== DATA FOR THIS TASK ==

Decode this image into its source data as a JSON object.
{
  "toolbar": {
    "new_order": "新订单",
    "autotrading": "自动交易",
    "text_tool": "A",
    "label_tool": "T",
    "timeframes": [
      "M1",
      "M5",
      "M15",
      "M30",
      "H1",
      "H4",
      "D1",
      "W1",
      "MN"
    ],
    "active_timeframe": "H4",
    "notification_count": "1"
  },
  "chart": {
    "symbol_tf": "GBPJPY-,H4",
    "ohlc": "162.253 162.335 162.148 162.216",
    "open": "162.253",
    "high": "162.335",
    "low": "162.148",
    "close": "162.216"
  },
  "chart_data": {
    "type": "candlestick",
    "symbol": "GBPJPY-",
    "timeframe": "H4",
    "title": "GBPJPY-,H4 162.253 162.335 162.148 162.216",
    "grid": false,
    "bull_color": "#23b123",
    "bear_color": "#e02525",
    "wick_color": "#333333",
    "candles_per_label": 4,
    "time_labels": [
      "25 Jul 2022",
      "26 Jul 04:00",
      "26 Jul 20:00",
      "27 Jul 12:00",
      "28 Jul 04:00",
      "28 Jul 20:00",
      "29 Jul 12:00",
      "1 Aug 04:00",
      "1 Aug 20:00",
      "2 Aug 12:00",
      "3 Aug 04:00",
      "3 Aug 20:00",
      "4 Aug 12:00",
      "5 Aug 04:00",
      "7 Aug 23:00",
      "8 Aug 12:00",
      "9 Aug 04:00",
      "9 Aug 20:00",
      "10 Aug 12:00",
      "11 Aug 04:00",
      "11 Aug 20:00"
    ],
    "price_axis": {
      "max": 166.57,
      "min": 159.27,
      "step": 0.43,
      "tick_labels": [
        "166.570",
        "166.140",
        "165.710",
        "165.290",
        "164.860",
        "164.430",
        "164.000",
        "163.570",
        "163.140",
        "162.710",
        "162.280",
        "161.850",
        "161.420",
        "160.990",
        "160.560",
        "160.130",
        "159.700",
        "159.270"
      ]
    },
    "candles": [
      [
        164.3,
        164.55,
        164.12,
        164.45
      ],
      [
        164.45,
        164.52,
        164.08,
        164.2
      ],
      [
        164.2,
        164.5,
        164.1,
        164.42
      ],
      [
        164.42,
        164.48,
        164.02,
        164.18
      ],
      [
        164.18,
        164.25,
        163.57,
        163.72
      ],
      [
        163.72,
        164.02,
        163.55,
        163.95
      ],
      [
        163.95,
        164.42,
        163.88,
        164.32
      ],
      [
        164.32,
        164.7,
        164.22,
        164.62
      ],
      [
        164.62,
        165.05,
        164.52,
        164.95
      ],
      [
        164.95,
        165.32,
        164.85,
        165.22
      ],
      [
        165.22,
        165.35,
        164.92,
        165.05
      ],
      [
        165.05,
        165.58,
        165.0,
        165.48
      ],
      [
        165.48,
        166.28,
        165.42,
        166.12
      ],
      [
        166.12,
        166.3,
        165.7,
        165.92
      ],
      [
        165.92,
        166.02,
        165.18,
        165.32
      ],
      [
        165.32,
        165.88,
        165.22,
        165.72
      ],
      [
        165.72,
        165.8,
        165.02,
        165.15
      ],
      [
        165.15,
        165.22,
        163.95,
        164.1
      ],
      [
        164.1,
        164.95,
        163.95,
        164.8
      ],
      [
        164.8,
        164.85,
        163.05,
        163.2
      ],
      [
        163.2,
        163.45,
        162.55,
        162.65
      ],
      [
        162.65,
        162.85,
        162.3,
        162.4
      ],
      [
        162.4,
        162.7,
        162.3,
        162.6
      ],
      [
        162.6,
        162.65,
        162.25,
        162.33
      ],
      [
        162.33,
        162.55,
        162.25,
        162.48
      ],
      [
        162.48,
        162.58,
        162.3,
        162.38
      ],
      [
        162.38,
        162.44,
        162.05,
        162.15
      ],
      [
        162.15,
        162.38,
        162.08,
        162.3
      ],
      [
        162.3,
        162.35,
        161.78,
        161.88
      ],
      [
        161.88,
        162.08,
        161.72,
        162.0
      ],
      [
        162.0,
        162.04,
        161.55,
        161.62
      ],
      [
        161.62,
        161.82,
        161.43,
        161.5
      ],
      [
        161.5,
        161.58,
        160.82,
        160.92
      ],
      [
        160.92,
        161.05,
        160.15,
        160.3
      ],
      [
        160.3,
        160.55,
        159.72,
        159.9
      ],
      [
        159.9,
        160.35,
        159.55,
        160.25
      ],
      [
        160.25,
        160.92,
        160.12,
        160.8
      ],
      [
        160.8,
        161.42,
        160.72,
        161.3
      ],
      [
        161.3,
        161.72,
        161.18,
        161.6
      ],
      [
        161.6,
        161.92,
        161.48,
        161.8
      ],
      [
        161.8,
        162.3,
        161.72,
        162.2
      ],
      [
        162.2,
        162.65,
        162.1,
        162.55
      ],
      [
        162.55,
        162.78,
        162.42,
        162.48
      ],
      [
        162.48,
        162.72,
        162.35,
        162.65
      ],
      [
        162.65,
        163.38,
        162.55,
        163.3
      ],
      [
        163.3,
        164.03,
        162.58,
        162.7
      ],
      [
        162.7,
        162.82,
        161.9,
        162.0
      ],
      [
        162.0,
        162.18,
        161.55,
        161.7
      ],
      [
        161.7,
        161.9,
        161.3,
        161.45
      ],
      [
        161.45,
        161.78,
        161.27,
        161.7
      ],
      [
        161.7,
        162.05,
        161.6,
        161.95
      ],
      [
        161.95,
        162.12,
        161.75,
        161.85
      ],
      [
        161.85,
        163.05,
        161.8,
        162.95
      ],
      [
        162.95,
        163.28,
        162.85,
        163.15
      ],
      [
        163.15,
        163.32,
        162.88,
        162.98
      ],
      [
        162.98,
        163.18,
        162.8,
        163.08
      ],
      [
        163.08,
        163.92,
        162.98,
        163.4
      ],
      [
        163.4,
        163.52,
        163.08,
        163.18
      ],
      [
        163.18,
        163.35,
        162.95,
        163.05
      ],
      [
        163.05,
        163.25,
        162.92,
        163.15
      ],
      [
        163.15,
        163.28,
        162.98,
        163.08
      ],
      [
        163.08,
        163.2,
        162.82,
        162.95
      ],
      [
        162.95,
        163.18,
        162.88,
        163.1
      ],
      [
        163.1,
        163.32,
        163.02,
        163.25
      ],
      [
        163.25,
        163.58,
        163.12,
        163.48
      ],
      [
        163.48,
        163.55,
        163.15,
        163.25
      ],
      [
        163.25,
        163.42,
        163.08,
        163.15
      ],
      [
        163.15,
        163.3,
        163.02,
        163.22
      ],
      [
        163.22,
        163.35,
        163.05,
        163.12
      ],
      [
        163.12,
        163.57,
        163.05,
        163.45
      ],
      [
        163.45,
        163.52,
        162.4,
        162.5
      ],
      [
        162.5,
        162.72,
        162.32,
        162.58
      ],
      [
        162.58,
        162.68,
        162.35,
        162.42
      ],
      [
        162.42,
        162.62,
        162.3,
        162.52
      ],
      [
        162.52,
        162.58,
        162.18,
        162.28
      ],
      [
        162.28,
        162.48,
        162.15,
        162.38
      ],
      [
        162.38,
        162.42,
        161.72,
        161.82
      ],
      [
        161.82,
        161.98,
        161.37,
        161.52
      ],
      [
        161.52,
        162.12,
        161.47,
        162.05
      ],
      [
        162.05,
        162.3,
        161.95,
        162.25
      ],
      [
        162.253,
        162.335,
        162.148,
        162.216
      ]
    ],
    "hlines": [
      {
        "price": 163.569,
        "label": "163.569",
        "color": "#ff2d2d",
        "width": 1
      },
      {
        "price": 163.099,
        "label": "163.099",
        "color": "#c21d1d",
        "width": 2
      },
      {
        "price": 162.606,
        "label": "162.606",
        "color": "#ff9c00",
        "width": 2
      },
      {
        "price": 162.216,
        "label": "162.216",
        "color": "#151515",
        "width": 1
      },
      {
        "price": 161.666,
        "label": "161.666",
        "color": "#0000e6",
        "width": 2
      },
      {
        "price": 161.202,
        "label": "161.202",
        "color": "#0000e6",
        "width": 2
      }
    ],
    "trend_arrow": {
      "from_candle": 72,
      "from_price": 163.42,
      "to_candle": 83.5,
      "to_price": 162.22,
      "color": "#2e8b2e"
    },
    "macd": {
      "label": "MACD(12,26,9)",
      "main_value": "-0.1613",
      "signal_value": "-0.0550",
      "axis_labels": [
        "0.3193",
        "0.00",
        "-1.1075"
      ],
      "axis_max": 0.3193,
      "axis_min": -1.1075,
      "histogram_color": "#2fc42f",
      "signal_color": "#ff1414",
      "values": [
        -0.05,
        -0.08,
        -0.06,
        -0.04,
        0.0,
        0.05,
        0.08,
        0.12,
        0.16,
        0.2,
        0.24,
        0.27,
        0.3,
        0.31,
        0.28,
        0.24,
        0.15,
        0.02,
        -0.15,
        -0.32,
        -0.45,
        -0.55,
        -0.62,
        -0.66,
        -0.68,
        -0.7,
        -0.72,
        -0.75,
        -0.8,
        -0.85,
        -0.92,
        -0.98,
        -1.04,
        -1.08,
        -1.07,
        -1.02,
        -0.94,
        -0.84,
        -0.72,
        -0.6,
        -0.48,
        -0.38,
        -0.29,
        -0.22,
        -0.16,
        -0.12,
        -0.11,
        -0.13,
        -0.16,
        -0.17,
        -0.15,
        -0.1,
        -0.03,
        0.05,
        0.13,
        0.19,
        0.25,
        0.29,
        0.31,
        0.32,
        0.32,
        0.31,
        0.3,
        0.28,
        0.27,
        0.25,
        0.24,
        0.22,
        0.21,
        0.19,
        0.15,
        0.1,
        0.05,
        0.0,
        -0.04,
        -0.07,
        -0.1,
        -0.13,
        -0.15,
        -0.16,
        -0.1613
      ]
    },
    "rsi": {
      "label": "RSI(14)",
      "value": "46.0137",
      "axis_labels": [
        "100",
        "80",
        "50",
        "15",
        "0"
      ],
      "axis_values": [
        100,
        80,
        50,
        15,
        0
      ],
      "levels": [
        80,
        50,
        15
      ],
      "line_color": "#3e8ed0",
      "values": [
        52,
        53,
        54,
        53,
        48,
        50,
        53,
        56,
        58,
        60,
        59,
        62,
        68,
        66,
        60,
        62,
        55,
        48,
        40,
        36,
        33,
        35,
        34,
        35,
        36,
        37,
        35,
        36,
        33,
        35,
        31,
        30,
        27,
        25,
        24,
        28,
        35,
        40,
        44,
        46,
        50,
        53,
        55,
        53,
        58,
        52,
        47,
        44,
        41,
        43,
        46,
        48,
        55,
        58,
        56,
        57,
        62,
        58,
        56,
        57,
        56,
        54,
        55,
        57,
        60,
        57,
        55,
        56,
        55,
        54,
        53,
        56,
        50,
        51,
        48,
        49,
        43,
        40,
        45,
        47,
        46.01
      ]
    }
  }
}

===

▸ WHAT THE TASK ASKS:
Return all lines of the material above in which the word "GBPJPY" occurs.

▸ SOLVED PROBLEM:
    "symbol_tf": "GBPJPY-,H4",
    "symbol": "GBPJPY-",
    "title": "GBPJPY-,H4 162.253 162.335 162.148 162.216",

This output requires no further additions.